#### Records for this task:

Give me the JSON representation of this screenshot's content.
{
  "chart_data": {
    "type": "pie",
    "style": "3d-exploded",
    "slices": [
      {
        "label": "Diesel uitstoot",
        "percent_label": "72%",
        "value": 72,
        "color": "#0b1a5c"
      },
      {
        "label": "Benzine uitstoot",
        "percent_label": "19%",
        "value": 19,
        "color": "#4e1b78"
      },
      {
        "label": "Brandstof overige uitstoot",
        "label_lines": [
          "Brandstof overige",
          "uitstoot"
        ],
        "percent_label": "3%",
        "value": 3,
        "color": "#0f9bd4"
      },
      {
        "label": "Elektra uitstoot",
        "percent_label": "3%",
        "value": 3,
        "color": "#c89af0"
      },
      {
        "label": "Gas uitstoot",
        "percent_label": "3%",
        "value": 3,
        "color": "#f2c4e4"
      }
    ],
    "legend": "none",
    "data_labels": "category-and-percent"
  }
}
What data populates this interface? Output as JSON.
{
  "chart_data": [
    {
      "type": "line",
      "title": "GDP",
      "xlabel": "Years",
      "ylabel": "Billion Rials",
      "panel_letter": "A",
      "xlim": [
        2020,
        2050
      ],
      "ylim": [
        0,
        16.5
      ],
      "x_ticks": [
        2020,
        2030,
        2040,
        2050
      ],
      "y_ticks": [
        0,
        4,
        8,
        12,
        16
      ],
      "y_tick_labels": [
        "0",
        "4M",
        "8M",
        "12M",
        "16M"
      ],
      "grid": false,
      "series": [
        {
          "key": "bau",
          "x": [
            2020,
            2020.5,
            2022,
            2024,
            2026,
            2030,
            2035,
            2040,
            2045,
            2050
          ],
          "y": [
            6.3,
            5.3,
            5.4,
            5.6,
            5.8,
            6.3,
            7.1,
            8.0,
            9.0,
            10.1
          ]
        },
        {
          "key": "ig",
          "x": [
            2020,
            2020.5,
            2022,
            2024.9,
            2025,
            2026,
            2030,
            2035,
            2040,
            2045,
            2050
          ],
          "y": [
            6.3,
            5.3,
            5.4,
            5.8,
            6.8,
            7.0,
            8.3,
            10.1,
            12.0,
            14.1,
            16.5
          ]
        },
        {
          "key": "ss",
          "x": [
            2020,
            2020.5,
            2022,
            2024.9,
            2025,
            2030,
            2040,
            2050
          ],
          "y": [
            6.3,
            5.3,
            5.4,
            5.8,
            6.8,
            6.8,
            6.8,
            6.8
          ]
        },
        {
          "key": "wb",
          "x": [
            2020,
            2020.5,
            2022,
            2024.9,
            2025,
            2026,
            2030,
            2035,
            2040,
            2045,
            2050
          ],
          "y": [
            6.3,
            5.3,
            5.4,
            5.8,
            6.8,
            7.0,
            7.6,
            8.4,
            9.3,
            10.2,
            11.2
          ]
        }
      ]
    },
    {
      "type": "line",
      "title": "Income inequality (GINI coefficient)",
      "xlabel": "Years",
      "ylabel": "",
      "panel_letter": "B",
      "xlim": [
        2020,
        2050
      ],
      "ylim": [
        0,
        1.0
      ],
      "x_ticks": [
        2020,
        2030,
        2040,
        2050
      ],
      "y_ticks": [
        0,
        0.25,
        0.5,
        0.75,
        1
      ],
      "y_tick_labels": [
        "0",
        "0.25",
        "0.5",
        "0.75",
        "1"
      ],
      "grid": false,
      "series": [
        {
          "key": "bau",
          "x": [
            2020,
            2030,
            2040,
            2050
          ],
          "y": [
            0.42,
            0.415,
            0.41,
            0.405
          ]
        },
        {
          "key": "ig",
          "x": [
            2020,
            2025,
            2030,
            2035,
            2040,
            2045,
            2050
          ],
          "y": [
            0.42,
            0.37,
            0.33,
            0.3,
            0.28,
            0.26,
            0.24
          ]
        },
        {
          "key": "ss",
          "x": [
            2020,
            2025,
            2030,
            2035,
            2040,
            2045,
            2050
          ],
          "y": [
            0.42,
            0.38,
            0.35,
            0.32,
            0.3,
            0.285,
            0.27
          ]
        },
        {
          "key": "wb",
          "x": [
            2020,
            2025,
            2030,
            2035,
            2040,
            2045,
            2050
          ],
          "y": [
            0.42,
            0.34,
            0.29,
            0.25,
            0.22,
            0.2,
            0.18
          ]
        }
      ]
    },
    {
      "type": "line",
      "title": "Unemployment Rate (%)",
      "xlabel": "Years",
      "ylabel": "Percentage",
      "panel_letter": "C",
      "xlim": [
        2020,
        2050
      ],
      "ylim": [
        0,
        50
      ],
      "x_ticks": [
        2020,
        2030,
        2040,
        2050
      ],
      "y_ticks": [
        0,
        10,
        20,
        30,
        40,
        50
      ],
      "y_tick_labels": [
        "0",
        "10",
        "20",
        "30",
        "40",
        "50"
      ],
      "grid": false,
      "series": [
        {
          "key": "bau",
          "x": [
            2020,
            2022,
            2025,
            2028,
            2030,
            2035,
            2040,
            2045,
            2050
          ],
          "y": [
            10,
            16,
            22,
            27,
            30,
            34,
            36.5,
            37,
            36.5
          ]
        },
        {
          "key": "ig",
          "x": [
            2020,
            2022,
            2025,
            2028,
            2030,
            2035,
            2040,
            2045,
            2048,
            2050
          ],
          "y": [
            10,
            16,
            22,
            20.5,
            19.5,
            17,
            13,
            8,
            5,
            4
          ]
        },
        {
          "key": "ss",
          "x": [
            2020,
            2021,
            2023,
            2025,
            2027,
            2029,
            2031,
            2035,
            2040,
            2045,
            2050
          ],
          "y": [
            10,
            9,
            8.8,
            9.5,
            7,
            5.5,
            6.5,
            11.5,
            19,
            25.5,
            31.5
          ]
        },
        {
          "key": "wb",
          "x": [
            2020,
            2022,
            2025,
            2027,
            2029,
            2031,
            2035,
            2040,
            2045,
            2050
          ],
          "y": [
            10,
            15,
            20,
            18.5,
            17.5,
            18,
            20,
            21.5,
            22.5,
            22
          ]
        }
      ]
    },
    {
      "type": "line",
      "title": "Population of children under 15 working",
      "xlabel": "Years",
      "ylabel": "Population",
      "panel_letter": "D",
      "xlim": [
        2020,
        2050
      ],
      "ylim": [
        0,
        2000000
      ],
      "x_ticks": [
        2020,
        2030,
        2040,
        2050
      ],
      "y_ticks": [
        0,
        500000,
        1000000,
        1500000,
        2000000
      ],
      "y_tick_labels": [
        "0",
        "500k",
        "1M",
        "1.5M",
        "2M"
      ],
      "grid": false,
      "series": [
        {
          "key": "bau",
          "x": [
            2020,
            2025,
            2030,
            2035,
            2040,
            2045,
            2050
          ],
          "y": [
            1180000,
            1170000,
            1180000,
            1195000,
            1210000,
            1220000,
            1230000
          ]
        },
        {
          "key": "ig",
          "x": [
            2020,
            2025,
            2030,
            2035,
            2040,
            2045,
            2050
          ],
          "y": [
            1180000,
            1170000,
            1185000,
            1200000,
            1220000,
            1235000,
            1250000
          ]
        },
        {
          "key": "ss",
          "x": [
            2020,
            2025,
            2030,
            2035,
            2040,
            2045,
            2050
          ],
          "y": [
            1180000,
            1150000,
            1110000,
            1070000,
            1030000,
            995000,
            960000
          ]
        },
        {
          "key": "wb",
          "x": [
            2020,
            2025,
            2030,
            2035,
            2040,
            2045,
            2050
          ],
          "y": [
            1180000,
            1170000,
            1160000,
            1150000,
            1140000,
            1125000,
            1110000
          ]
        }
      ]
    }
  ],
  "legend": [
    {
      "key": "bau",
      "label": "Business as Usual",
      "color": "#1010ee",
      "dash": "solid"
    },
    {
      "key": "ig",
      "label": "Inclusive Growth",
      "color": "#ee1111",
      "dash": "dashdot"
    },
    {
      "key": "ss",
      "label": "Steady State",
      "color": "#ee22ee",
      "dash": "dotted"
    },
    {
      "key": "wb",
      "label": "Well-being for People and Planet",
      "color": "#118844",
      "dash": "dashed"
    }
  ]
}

#### What the task requires:
Pick out every line holding the string "Brandstof" and return it.

#### Written reply:
        "label": "Brandstof overige uitstoot",
          "Brandstof overige",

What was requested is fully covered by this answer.